┏━━

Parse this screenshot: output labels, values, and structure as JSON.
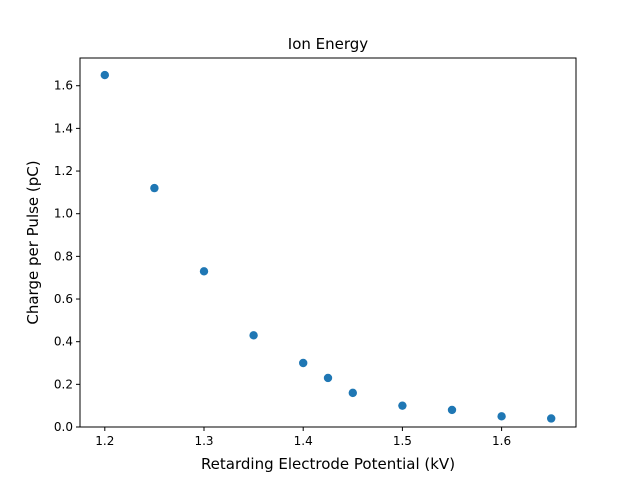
{
  "chart_data": {
    "type": "scatter",
    "title": "Ion Energy",
    "xlabel": "Retarding Electrode Potential (kV)",
    "ylabel": "Charge per Pulse (pC)",
    "xlim": [
      1.175,
      1.675
    ],
    "ylim": [
      0.0,
      1.73
    ],
    "x_ticks": [
      1.2,
      1.3,
      1.4,
      1.5,
      1.6
    ],
    "x_tick_labels": [
      "1.2",
      "1.3",
      "1.4",
      "1.5",
      "1.6"
    ],
    "y_ticks": [
      0.0,
      0.2,
      0.4,
      0.6,
      0.8,
      1.0,
      1.2,
      1.4,
      1.6
    ],
    "y_tick_labels": [
      "0.0",
      "0.2",
      "0.4",
      "0.6",
      "0.8",
      "1.0",
      "1.2",
      "1.4",
      "1.6"
    ],
    "grid": false,
    "marker_color": "#1f77b4",
    "series": [
      {
        "x": [
          1.2,
          1.25,
          1.3,
          1.35,
          1.4,
          1.425,
          1.45,
          1.5,
          1.55,
          1.6,
          1.65
        ],
        "y": [
          1.65,
          1.12,
          0.73,
          0.43,
          0.3,
          0.23,
          0.16,
          0.1,
          0.08,
          0.05,
          0.04
        ]
      }
    ]
  }
}
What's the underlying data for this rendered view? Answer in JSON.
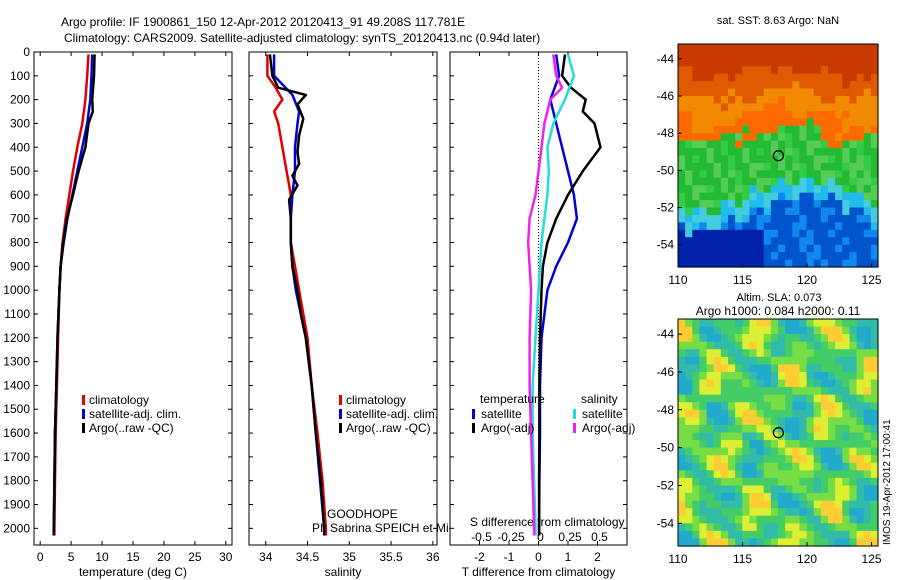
{
  "header": {
    "line1": "Argo profile: IF 1900861_150 12-Apr-2012 20120413_91 49.208S 117.781E",
    "line2": "Climatology: CARS2009. Satellite-adjusted climatology: synTS_20120413.nc (0.94d later)"
  },
  "colors": {
    "climatology": "#e00000",
    "satellite": "#0000dd",
    "argo": "#000000",
    "sat_salinity": "#22dddd",
    "argo_salinity": "#ee22ee"
  },
  "depth_ticks": [
    0,
    100,
    200,
    300,
    400,
    500,
    600,
    700,
    800,
    900,
    1000,
    1100,
    1200,
    1300,
    1400,
    1500,
    1600,
    1700,
    1800,
    1900,
    2000
  ],
  "chart_data": [
    {
      "type": "line",
      "xlabel": "temperature (deg C)",
      "ylabel": "",
      "xlim": [
        -1,
        31
      ],
      "ylim": [
        2070,
        0
      ],
      "xticks": [
        "0",
        "5",
        "10",
        "15",
        "20",
        "25",
        "30"
      ],
      "xtick_values": [
        0,
        5,
        10,
        15,
        20,
        25,
        30
      ],
      "legend": [
        "climatology",
        "satellite-adj. clim.",
        "Argo(..raw -QC)"
      ],
      "legend_position": "lower-right",
      "series": [
        {
          "name": "climatology",
          "color": "#e00000",
          "points": [
            [
              7.8,
              10
            ],
            [
              7.6,
              100
            ],
            [
              7.3,
              200
            ],
            [
              6.8,
              300
            ],
            [
              6.0,
              400
            ],
            [
              5.3,
              500
            ],
            [
              4.7,
              600
            ],
            [
              4.1,
              700
            ],
            [
              3.6,
              800
            ],
            [
              3.3,
              900
            ],
            [
              3.1,
              1000
            ],
            [
              2.9,
              1200
            ],
            [
              2.7,
              1400
            ],
            [
              2.5,
              1600
            ],
            [
              2.4,
              1800
            ],
            [
              2.3,
              2000
            ],
            [
              2.3,
              2030
            ]
          ]
        },
        {
          "name": "satellite-adj. clim.",
          "color": "#0000dd",
          "points": [
            [
              8.4,
              10
            ],
            [
              8.3,
              100
            ],
            [
              8.1,
              200
            ],
            [
              7.6,
              300
            ],
            [
              6.8,
              400
            ],
            [
              6.0,
              500
            ],
            [
              5.2,
              600
            ],
            [
              4.4,
              700
            ],
            [
              3.8,
              800
            ],
            [
              3.3,
              900
            ],
            [
              3.1,
              1000
            ],
            [
              2.8,
              1200
            ],
            [
              2.6,
              1400
            ],
            [
              2.4,
              1600
            ],
            [
              2.3,
              1800
            ],
            [
              2.2,
              2000
            ],
            [
              2.2,
              2030
            ]
          ]
        },
        {
          "name": "Argo(..raw -QC)",
          "color": "#000000",
          "points": [
            [
              8.8,
              10
            ],
            [
              8.7,
              100
            ],
            [
              8.4,
              200
            ],
            [
              8.5,
              250
            ],
            [
              7.8,
              300
            ],
            [
              7.3,
              400
            ],
            [
              6.2,
              500
            ],
            [
              5.3,
              600
            ],
            [
              4.3,
              700
            ],
            [
              3.7,
              800
            ],
            [
              3.3,
              900
            ],
            [
              3.1,
              1000
            ],
            [
              2.8,
              1200
            ],
            [
              2.6,
              1400
            ],
            [
              2.4,
              1600
            ],
            [
              2.3,
              1800
            ],
            [
              2.2,
              2000
            ],
            [
              2.2,
              2030
            ]
          ]
        }
      ]
    },
    {
      "type": "line",
      "xlabel": "salinity",
      "ylabel": "",
      "xlim": [
        33.8,
        36.05
      ],
      "ylim": [
        2070,
        0
      ],
      "xticks": [
        "34",
        "34.5",
        "35",
        "35.5",
        "36"
      ],
      "xtick_values": [
        34,
        34.5,
        35,
        35.5,
        36
      ],
      "legend": [
        "climatology",
        "satellite-adj. clim.",
        "Argo(..raw -QC)"
      ],
      "legend_position": "lower-right",
      "annotation": [
        "GOODHOPE",
        "PI: Sabrina SPEICH et Michel ARHAN"
      ],
      "series": [
        {
          "name": "climatology",
          "color": "#e00000",
          "points": [
            [
              34.02,
              10
            ],
            [
              34.02,
              100
            ],
            [
              34.12,
              150
            ],
            [
              34.2,
              200
            ],
            [
              34.1,
              250
            ],
            [
              34.15,
              300
            ],
            [
              34.2,
              400
            ],
            [
              34.25,
              500
            ],
            [
              34.3,
              600
            ],
            [
              34.3,
              700
            ],
            [
              34.3,
              800
            ],
            [
              34.35,
              900
            ],
            [
              34.4,
              1000
            ],
            [
              34.45,
              1100
            ],
            [
              34.5,
              1200
            ],
            [
              34.55,
              1400
            ],
            [
              34.62,
              1600
            ],
            [
              34.68,
              1800
            ],
            [
              34.72,
              2000
            ],
            [
              34.72,
              2030
            ]
          ]
        },
        {
          "name": "satellite-adj. clim.",
          "color": "#0000dd",
          "points": [
            [
              34.1,
              10
            ],
            [
              34.1,
              100
            ],
            [
              34.32,
              180
            ],
            [
              34.4,
              250
            ],
            [
              34.38,
              300
            ],
            [
              34.35,
              400
            ],
            [
              34.35,
              500
            ],
            [
              34.32,
              600
            ],
            [
              34.3,
              700
            ],
            [
              34.3,
              800
            ],
            [
              34.32,
              900
            ],
            [
              34.36,
              1000
            ],
            [
              34.42,
              1100
            ],
            [
              34.48,
              1200
            ],
            [
              34.55,
              1400
            ],
            [
              34.6,
              1600
            ],
            [
              34.65,
              1800
            ],
            [
              34.7,
              2000
            ],
            [
              34.7,
              2030
            ]
          ]
        },
        {
          "name": "Argo(..raw -QC)",
          "color": "#000000",
          "points": [
            [
              34.05,
              10
            ],
            [
              34.08,
              100
            ],
            [
              34.15,
              150
            ],
            [
              34.48,
              180
            ],
            [
              34.38,
              220
            ],
            [
              34.45,
              280
            ],
            [
              34.4,
              350
            ],
            [
              34.38,
              420
            ],
            [
              34.4,
              470
            ],
            [
              34.32,
              520
            ],
            [
              34.38,
              560
            ],
            [
              34.28,
              620
            ],
            [
              34.3,
              700
            ],
            [
              34.3,
              800
            ],
            [
              34.32,
              900
            ],
            [
              34.38,
              1000
            ],
            [
              34.42,
              1100
            ],
            [
              34.48,
              1200
            ],
            [
              34.55,
              1400
            ],
            [
              34.6,
              1600
            ],
            [
              34.66,
              1800
            ],
            [
              34.7,
              2000
            ],
            [
              34.7,
              2030
            ]
          ]
        }
      ]
    },
    {
      "type": "line",
      "xlabel": "T difference from climatology",
      "xlabel2": "S difference from climatology",
      "ylabel": "",
      "xlim": [
        -3,
        3.0
      ],
      "ylim": [
        2070,
        0
      ],
      "xticks": [
        "-2",
        "-1",
        "0",
        "1",
        "2"
      ],
      "xtick_values": [
        -2,
        -1,
        0,
        1,
        2
      ],
      "xticks2": [
        "-0.5",
        "-0.25",
        "0",
        "0.25",
        "0.5"
      ],
      "xtick2_values": [
        -0.5,
        -0.25,
        0,
        0.25,
        0.5
      ],
      "legend_headers": [
        "temperature",
        "salinity"
      ],
      "legend": [
        "satellite",
        "Argo(-adj)",
        "satellite",
        "Argo(-adj)"
      ],
      "legend_position": "lower-center",
      "series": [
        {
          "name": "satellite",
          "color": "#0000dd",
          "points": [
            [
              0.6,
              10
            ],
            [
              0.7,
              100
            ],
            [
              0.4,
              200
            ],
            [
              0.6,
              300
            ],
            [
              0.8,
              400
            ],
            [
              1.0,
              500
            ],
            [
              1.2,
              600
            ],
            [
              1.3,
              700
            ],
            [
              1.0,
              800
            ],
            [
              0.6,
              900
            ],
            [
              0.3,
              1000
            ],
            [
              0.1,
              1200
            ],
            [
              0.05,
              1400
            ],
            [
              0.05,
              1600
            ],
            [
              0.03,
              1800
            ],
            [
              0.02,
              2000
            ],
            [
              0.02,
              2030
            ]
          ]
        },
        {
          "name": "Argo(-adj)",
          "color": "#000000",
          "points": [
            [
              0.9,
              10
            ],
            [
              0.8,
              100
            ],
            [
              1.1,
              150
            ],
            [
              1.6,
              200
            ],
            [
              1.5,
              250
            ],
            [
              1.9,
              300
            ],
            [
              2.1,
              400
            ],
            [
              1.5,
              500
            ],
            [
              1.0,
              600
            ],
            [
              0.6,
              700
            ],
            [
              0.3,
              800
            ],
            [
              0.15,
              900
            ],
            [
              0.1,
              1000
            ],
            [
              0.05,
              1200
            ],
            [
              0.03,
              1400
            ],
            [
              0.03,
              1600
            ],
            [
              0.02,
              1800
            ],
            [
              0.02,
              2000
            ],
            [
              0.02,
              2030
            ]
          ]
        },
        {
          "name": "satellite",
          "color": "#22dddd",
          "points": [
            [
              1.0,
              10
            ],
            [
              1.2,
              100
            ],
            [
              0.9,
              200
            ],
            [
              0.5,
              300
            ],
            [
              0.3,
              400
            ],
            [
              0.35,
              500
            ],
            [
              0.3,
              600
            ],
            [
              0.2,
              700
            ],
            [
              0.1,
              800
            ],
            [
              0.05,
              900
            ],
            [
              0.0,
              1000
            ],
            [
              -0.1,
              1200
            ],
            [
              -0.2,
              1400
            ],
            [
              -0.2,
              1600
            ],
            [
              -0.15,
              1800
            ],
            [
              -0.1,
              2000
            ],
            [
              -0.1,
              2030
            ]
          ]
        },
        {
          "name": "Argo(-adj)",
          "color": "#ee22ee",
          "points": [
            [
              0.5,
              10
            ],
            [
              0.6,
              100
            ],
            [
              0.8,
              150
            ],
            [
              0.4,
              200
            ],
            [
              0.2,
              300
            ],
            [
              0.1,
              400
            ],
            [
              0.0,
              500
            ],
            [
              -0.1,
              600
            ],
            [
              -0.3,
              700
            ],
            [
              -0.35,
              800
            ],
            [
              -0.3,
              900
            ],
            [
              -0.25,
              1000
            ],
            [
              -0.3,
              1200
            ],
            [
              -0.3,
              1400
            ],
            [
              -0.25,
              1600
            ],
            [
              -0.2,
              1800
            ],
            [
              -0.15,
              2000
            ],
            [
              -0.15,
              2030
            ]
          ]
        }
      ]
    },
    {
      "type": "heatmap",
      "title": "sat. SST: 8.63 Argo: NaN",
      "xlim": [
        110,
        125.5
      ],
      "ylim": [
        -55.2,
        -43.2
      ],
      "xticks": [
        "110",
        "115",
        "120",
        "125"
      ],
      "xtick_values": [
        110,
        115,
        120,
        125
      ],
      "yticks": [
        "-44",
        "-46",
        "-48",
        "-50",
        "-52",
        "-54"
      ],
      "ytick_values": [
        -44,
        -46,
        -48,
        -50,
        -52,
        -54
      ],
      "marker": [
        117.78,
        -49.21
      ]
    },
    {
      "type": "heatmap",
      "title": "Altim. SLA: 0.073",
      "subtitle": "Argo h1000: 0.084 h2000: 0.11",
      "xlim": [
        110,
        125.5
      ],
      "ylim": [
        -55.2,
        -43.2
      ],
      "xticks": [
        "110",
        "115",
        "120",
        "125"
      ],
      "xtick_values": [
        110,
        115,
        120,
        125
      ],
      "yticks": [
        "-44",
        "-46",
        "-48",
        "-50",
        "-52",
        "-54"
      ],
      "ytick_values": [
        -44,
        -46,
        -48,
        -50,
        -52,
        -54
      ],
      "marker": [
        117.78,
        -49.21
      ]
    }
  ],
  "credit": "IMOS 19-Apr-2012 17:00:41"
}
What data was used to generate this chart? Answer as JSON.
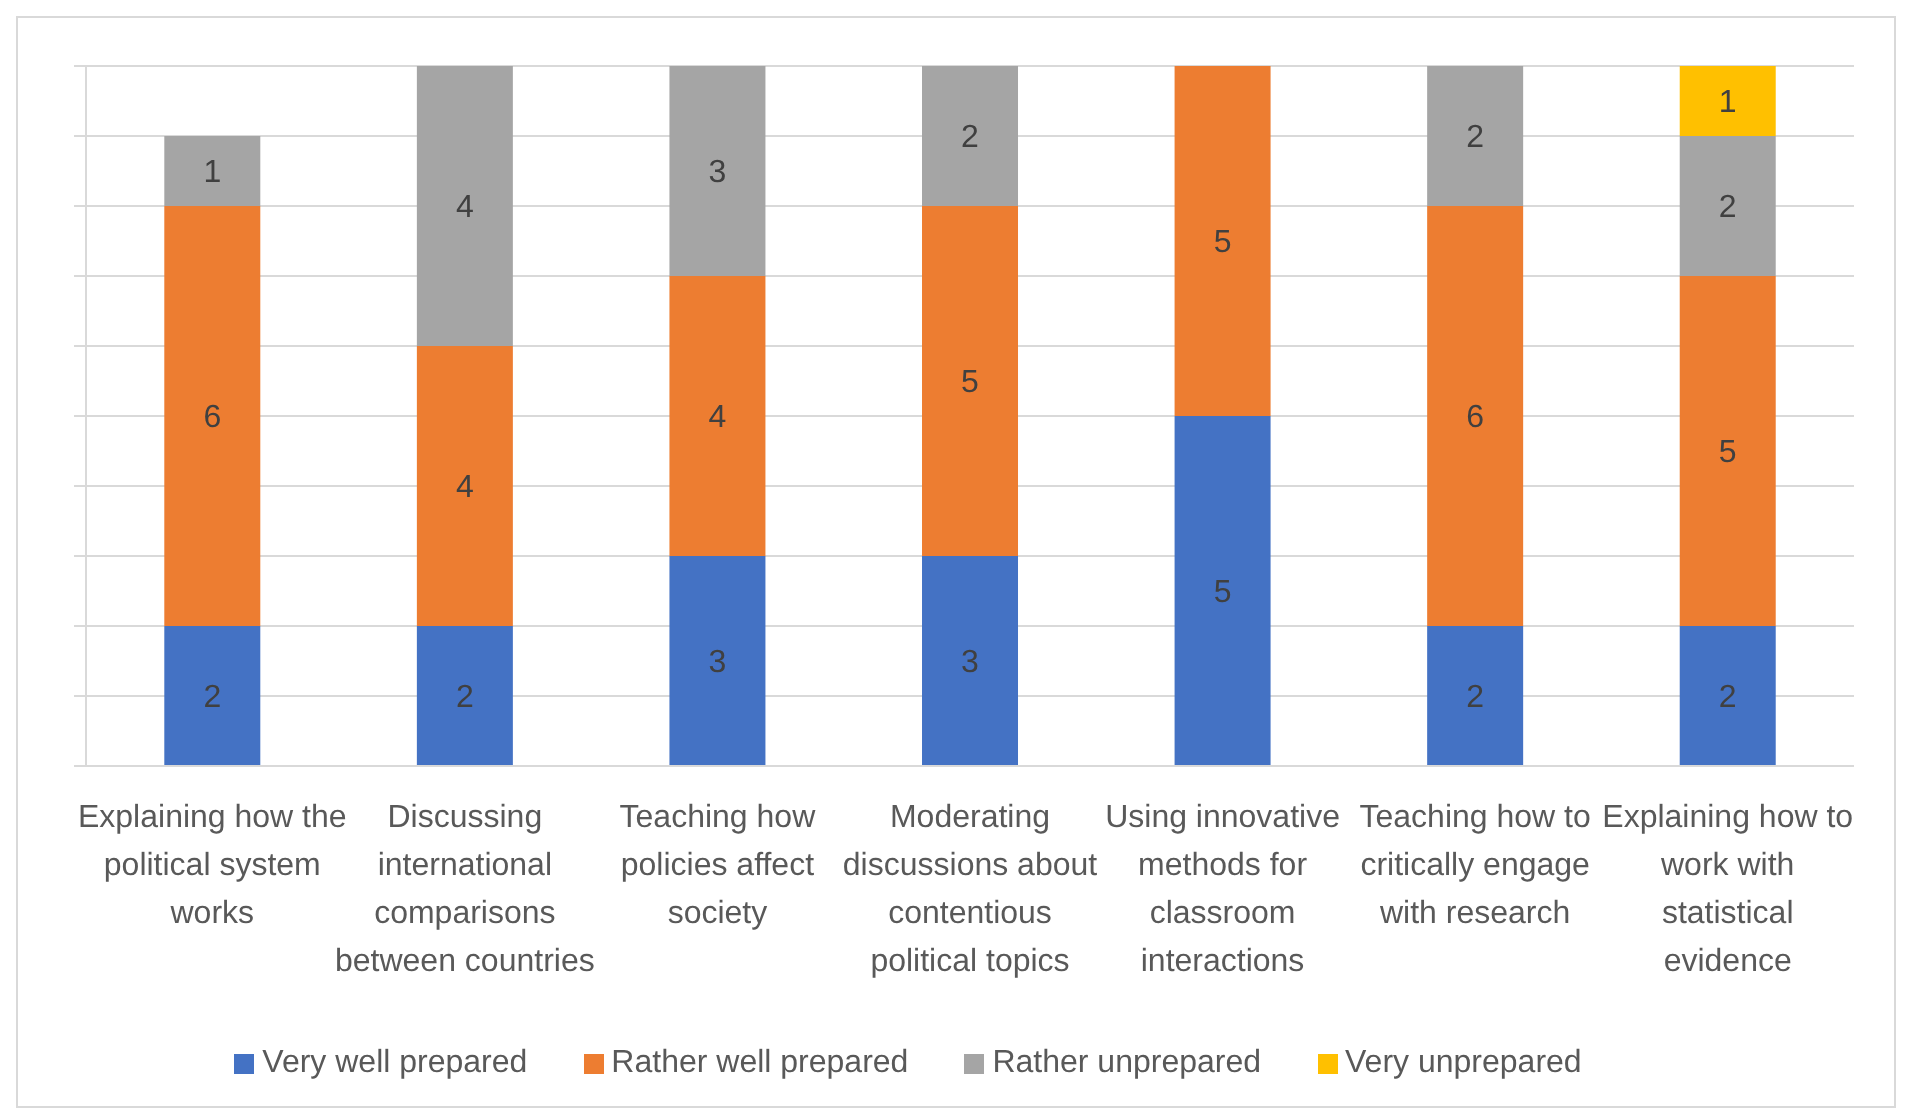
{
  "chart_data": {
    "type": "bar",
    "stacked": true,
    "data_labels": true,
    "grid": "y",
    "legend": "bottom",
    "categories": [
      "Explaining how the political system works",
      "Discussing international comparisons between countries",
      "Teaching how policies affect society",
      "Moderating discussions about contentious political topics",
      "Using innovative methods for classroom interactions",
      "Teaching how to critically engage with research",
      "Explaining how to work with statistical evidence"
    ],
    "series": [
      {
        "name": "Very well prepared",
        "color": "#4472c4",
        "values": [
          2,
          2,
          3,
          3,
          5,
          2,
          2
        ]
      },
      {
        "name": "Rather well prepared",
        "color": "#ed7d31",
        "values": [
          6,
          4,
          4,
          5,
          5,
          6,
          5
        ]
      },
      {
        "name": "Rather unprepared",
        "color": "#a5a5a5",
        "values": [
          1,
          4,
          3,
          2,
          null,
          2,
          2
        ]
      },
      {
        "name": "Very unprepared",
        "color": "#ffc000",
        "values": [
          null,
          null,
          null,
          null,
          null,
          null,
          1
        ]
      }
    ]
  }
}
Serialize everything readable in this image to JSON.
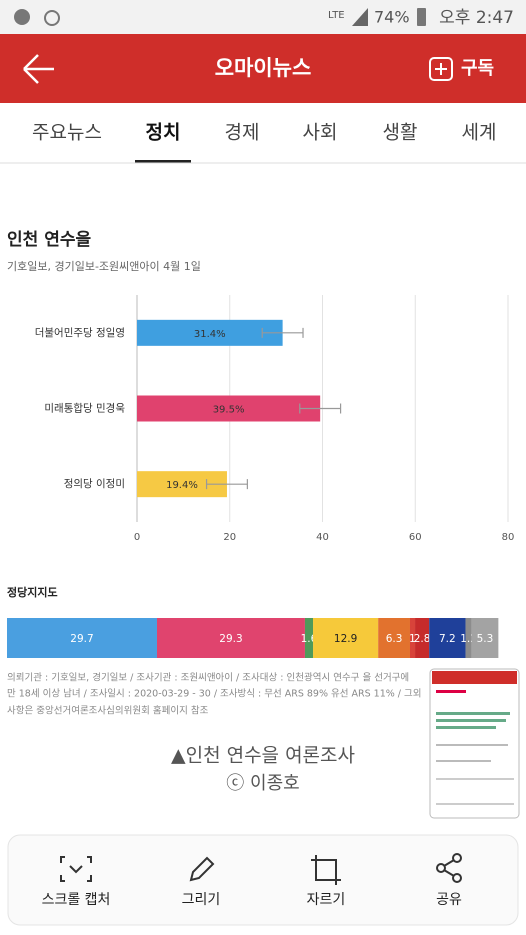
{
  "status_bar": {
    "network": "LTE",
    "battery": "74%",
    "time": "오후 2:47"
  },
  "header": {
    "title": "오마이뉴스",
    "subscribe": "구독"
  },
  "tabs": [
    "주요뉴스",
    "정치",
    "경제",
    "사회",
    "생활",
    "세계"
  ],
  "article": {
    "chart": {
      "type": "bar",
      "title": "인천 연수을",
      "subtitle": "기호일보, 경기일보-조원씨앤아이 4월 1일",
      "categories": [
        "더불어민주당 정일영",
        "미래통합당 민경욱",
        "정의당 이정미"
      ],
      "values": [
        31.4,
        39.5,
        19.4
      ],
      "value_labels": [
        "31.4%",
        "39.5%",
        "19.4%"
      ],
      "errors": [
        4.4,
        4.4,
        4.4
      ],
      "colors": [
        "#3f9fe0",
        "#e0426e",
        "#f6c944"
      ],
      "xlim": [
        0,
        80
      ],
      "xticks": [
        0,
        20,
        40,
        60,
        80
      ],
      "grid": true
    },
    "party_support": {
      "type": "stacked_bar",
      "title": "정당지지도",
      "values": [
        29.7,
        29.3,
        1.6,
        12.9,
        6.3,
        1,
        2.8,
        7.2,
        1.2,
        5.3
      ],
      "colors": [
        "#4a9fe0",
        "#e0446e",
        "#4f9a5a",
        "#f6c93a",
        "#e2722e",
        "#d8433a",
        "#c62b2b",
        "#1f409a",
        "#8c8c8c",
        "#a3a3a3"
      ],
      "xlim": [
        0,
        100
      ]
    },
    "notes": [
      "의뢰기관 : 기호일보, 경기일보 / 조사기관 : 조원씨앤아이 / 조사대상 : 인천광역시 연수구 을 선거구에",
      "만 18세 이상 남녀 / 조사일시 : 2020-03-29 - 30 / 조사방식 : 무선 ARS 89% 유선 ARS 11% / 그외",
      "사항은 중앙선거여론조사심의위원회 홈페이지 참조"
    ],
    "caption": "▲인천 연수을 여론조사",
    "credit": "ⓒ 이종호"
  },
  "toolbar": [
    "스크롤 캡처",
    "그리기",
    "자르기",
    "공유"
  ]
}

┗━━

- [GIVEN EXERCISE]: In the entries above, some lines may contain the string "temperature"; report how many, without additional comment.

- [ANSWER BELOW]: 2